**TASK OBJECTIVE:** Select the lines that hold the word "misidentification" and copy each one.
══════════════════════════════
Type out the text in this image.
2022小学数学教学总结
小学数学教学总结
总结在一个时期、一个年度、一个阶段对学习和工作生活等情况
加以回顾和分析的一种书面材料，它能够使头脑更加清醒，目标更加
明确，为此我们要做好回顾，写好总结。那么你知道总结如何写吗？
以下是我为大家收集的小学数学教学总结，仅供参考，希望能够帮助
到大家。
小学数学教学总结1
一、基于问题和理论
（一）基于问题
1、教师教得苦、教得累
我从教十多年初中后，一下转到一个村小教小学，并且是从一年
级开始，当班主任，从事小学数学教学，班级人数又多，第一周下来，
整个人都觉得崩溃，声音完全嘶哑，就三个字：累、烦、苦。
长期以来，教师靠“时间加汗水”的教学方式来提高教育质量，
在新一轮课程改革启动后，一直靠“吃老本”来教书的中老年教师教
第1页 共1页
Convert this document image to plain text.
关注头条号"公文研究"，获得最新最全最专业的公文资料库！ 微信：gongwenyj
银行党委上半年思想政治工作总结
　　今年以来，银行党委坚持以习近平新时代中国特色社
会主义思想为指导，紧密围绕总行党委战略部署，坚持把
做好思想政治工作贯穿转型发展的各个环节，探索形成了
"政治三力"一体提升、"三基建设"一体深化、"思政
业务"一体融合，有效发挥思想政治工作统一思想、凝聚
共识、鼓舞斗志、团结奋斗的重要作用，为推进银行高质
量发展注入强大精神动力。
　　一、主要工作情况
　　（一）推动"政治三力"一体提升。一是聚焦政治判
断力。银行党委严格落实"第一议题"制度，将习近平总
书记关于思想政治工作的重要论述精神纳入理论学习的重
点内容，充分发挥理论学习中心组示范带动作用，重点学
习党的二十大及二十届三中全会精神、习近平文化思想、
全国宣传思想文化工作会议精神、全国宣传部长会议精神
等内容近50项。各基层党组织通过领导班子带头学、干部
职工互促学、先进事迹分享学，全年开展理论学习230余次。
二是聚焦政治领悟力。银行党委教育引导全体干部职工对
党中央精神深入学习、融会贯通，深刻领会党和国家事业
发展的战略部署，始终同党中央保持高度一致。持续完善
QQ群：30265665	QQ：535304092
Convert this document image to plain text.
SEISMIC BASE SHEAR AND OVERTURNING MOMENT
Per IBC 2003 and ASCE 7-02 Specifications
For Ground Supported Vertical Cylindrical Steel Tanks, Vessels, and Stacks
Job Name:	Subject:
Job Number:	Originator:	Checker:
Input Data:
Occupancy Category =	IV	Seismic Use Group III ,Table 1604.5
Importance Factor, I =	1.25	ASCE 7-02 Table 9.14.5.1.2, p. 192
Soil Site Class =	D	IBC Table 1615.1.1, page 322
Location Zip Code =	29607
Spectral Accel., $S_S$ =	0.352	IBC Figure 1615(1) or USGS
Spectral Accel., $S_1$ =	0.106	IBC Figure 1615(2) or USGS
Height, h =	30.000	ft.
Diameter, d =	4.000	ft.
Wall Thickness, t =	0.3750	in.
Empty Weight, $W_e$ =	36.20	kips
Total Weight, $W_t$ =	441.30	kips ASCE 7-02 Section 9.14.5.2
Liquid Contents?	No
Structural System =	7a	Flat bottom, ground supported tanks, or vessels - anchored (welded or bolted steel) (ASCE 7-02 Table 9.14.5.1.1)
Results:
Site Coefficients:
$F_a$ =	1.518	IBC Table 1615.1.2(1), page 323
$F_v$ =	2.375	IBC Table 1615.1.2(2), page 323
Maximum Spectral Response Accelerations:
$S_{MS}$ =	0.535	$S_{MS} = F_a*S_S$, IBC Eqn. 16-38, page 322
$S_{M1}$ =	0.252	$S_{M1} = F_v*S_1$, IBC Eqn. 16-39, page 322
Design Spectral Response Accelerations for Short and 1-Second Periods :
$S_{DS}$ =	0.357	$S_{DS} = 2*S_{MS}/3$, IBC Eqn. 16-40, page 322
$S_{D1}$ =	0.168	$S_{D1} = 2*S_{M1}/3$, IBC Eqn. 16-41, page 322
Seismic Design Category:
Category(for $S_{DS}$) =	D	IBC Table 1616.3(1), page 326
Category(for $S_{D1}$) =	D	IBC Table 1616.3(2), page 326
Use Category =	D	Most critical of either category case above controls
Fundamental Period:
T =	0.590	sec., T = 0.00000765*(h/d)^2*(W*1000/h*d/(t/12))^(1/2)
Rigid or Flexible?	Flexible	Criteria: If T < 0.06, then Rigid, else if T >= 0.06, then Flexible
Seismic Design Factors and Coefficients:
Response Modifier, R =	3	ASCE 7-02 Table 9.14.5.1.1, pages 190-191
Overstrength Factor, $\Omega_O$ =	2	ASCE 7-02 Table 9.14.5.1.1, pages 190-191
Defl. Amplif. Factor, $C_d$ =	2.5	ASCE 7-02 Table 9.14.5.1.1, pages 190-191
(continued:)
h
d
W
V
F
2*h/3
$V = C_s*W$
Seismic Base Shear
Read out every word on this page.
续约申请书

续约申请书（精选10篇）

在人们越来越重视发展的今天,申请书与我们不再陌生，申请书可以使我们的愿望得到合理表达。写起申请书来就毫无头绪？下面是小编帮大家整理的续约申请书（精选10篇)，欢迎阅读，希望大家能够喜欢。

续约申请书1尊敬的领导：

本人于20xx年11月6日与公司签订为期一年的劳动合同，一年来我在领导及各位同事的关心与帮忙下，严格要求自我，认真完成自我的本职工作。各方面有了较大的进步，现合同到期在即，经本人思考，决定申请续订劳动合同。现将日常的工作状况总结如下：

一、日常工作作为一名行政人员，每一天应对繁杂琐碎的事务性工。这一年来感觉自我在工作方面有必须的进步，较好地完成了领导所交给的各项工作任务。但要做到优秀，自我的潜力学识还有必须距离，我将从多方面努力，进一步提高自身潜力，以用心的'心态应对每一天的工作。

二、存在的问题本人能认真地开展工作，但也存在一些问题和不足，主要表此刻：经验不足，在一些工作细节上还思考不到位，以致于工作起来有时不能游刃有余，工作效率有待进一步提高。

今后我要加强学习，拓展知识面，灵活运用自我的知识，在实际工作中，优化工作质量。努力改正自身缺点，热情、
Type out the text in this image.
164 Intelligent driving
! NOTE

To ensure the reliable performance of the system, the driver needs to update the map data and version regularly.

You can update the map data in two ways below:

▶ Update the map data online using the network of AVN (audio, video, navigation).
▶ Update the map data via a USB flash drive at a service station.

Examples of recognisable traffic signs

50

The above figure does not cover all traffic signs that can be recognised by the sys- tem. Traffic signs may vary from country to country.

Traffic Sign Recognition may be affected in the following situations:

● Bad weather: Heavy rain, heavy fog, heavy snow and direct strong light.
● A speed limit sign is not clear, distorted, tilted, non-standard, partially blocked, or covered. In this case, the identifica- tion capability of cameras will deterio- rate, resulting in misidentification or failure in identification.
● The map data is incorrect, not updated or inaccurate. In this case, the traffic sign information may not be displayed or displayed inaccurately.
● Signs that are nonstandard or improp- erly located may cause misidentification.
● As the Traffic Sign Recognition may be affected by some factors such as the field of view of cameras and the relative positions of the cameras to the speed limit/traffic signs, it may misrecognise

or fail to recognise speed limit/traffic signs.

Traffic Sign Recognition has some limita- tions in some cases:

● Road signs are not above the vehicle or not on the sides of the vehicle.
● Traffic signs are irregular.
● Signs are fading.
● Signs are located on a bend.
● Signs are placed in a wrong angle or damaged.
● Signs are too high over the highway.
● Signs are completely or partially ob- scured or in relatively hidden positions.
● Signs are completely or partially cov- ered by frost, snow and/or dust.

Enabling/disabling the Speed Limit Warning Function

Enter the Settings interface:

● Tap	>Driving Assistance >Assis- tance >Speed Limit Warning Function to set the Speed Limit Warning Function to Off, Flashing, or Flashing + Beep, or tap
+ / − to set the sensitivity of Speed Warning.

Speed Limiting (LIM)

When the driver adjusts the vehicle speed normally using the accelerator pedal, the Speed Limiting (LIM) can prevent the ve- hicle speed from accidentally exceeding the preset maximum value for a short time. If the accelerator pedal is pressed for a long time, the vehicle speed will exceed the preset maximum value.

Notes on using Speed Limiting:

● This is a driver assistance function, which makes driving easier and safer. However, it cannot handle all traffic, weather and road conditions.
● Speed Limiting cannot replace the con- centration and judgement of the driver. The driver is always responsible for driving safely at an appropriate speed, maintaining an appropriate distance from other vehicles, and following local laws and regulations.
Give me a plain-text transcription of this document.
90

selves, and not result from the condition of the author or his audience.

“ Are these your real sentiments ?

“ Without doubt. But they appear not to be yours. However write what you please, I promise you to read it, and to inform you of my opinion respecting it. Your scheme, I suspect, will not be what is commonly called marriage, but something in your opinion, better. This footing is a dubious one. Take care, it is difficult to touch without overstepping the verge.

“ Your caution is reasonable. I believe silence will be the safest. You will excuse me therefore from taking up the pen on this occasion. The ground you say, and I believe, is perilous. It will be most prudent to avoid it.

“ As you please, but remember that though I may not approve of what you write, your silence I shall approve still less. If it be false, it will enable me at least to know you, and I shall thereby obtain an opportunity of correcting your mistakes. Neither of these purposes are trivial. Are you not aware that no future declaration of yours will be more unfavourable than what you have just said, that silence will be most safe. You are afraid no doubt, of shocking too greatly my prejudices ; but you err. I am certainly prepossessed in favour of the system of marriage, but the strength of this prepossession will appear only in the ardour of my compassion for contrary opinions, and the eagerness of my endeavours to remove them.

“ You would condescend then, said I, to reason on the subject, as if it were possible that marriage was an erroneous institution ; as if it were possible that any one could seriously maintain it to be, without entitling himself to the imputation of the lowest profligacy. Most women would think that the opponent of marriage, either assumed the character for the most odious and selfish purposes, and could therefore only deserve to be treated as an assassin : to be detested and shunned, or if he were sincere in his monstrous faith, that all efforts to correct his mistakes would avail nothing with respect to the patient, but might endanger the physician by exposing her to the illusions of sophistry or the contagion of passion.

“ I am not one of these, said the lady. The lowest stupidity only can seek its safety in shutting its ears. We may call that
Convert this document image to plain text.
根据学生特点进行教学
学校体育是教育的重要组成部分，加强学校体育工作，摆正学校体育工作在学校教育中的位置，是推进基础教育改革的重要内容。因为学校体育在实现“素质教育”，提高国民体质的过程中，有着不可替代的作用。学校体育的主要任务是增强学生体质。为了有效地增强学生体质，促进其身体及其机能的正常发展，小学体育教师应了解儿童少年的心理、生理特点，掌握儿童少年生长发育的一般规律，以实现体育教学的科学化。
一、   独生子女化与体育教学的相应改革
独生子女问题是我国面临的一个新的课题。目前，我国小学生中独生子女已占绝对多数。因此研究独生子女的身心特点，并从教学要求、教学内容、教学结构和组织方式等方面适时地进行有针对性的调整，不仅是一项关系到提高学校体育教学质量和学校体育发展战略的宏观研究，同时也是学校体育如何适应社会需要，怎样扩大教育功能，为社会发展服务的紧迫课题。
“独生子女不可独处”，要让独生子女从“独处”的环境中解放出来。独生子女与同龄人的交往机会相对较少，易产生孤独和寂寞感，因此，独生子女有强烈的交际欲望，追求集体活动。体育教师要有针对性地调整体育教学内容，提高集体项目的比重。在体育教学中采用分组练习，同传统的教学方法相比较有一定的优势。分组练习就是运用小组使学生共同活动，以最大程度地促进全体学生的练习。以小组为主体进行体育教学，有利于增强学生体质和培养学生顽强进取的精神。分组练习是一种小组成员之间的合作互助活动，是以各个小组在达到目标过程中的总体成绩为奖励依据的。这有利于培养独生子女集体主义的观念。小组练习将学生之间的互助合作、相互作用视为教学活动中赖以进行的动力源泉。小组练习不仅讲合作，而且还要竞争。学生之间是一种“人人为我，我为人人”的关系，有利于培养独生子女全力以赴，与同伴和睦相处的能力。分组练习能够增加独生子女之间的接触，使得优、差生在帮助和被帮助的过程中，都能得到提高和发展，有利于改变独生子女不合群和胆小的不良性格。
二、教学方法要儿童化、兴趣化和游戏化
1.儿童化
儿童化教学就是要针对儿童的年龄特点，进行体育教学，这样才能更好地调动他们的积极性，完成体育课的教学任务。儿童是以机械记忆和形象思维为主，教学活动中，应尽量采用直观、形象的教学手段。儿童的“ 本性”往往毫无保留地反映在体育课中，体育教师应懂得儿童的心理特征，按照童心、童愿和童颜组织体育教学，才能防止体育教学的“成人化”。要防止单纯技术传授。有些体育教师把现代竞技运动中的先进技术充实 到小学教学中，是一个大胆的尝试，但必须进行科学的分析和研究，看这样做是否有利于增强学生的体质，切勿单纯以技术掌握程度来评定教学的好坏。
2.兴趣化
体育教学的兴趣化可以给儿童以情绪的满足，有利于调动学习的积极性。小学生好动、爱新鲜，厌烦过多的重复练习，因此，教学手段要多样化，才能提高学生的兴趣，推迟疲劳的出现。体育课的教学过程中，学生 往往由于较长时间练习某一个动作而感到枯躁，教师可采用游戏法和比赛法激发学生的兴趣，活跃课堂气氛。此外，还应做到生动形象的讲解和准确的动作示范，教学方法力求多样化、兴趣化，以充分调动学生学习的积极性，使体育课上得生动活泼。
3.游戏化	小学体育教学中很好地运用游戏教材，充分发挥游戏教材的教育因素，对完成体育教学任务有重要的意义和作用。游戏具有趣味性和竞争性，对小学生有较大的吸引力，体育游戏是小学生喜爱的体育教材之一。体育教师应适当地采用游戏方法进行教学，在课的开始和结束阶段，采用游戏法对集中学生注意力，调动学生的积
══════════════════════════════
**SOLUTION TO THIS PROBLEM:**
● A speed limit sign is not clear, distorted, tilted, non-standard, partially blocked, or covered. In this case, the identifica- tion capability of cameras will deterio- rate, resulting in misidentification or failure in identification.
● Signs that are nonstandard or improp- erly located may cause misidentification.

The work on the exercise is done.